_SET TASK:_
Your output must consist solely of the lines from the one containing "Transcribe this image's" through the end of the records, reproduced exactly.

_PROVIDED RECORDS:_
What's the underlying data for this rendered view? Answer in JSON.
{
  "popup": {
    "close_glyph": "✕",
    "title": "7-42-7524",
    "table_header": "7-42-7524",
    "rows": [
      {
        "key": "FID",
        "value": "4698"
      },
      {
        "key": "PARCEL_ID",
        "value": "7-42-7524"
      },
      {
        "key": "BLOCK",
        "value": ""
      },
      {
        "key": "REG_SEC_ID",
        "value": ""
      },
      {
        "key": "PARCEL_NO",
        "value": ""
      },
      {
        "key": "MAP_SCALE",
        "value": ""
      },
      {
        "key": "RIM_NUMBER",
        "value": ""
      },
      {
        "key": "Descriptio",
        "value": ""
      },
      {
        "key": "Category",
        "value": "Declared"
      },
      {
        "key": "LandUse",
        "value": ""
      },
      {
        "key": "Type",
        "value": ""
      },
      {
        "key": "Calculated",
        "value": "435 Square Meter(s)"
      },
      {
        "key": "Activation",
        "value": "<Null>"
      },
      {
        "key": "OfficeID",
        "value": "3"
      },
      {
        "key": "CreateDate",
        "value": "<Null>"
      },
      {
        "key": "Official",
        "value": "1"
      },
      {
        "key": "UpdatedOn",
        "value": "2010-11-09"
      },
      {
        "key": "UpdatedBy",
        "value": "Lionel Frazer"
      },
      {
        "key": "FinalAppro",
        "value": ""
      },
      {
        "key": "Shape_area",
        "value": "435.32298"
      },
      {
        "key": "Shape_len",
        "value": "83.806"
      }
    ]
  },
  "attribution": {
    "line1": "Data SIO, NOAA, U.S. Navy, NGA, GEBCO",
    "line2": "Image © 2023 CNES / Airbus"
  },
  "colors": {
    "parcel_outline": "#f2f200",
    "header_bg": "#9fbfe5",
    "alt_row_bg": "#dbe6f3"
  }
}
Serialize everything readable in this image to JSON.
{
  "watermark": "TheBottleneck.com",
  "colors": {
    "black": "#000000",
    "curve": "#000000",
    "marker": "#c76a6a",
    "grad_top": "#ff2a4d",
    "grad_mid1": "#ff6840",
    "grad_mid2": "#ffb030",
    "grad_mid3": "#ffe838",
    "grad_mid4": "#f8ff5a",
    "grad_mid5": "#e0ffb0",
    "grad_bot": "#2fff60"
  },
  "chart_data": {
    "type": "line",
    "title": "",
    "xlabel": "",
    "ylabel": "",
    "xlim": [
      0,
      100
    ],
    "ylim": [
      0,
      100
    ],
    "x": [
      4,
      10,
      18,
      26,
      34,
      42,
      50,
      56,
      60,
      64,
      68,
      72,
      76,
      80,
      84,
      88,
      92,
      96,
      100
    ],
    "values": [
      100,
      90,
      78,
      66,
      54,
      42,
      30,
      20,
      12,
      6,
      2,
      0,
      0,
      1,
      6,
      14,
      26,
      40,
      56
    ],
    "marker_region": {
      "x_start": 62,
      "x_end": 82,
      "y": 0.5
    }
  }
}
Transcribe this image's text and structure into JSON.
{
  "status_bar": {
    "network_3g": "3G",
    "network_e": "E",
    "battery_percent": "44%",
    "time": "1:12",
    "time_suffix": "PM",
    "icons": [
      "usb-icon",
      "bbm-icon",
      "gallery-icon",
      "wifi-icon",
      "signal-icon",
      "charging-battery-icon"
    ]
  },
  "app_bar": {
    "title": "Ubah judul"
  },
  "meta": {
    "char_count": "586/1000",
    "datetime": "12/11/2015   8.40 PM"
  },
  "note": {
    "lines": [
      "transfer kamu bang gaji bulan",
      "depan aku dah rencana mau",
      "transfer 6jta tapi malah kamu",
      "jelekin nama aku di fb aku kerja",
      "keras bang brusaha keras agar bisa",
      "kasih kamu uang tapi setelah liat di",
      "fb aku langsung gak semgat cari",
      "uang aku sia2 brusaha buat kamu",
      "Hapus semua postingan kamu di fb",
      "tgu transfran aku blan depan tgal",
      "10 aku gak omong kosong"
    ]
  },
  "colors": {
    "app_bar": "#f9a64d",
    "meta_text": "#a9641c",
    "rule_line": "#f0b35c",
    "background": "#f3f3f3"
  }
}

_ANSWER TO THE TASK:_
Transcribe this image's text and structure into JSON.
{
  "status_bar": {
    "network_3g": "3G",
    "network_e": "E",
    "battery_percent": "44%",
    "time": "1:12",
    "time_suffix": "PM",
    "icons": [
      "usb-icon",
      "bbm-icon",
      "gallery-icon",
      "wifi-icon",
      "signal-icon",
      "charging-battery-icon"
    ]
  },
  "app_bar": {
    "title": "Ubah judul"
  },
  "meta": {
    "char_count": "586/1000",
    "datetime": "12/11/2015   8.40 PM"
  },
  "note": {
    "lines": [
      "transfer kamu bang gaji bulan",
      "depan aku dah rencana mau",
      "transfer 6jta tapi malah kamu",
      "jelekin nama aku di fb aku kerja",
      "keras bang brusaha keras agar bisa",
      "kasih kamu uang tapi setelah liat di",
      "fb aku langsung gak semgat cari",
      "uang aku sia2 brusaha buat kamu",
      "Hapus semua postingan kamu di fb",
      "tgu transfran aku blan depan tgal",
      "10 aku gak omong kosong"
    ]
  },
  "colors": {
    "app_bar": "#f9a64d",
    "meta_text": "#a9641c",
    "rule_line": "#f0b35c",
    "background": "#f3f3f3"
  }
}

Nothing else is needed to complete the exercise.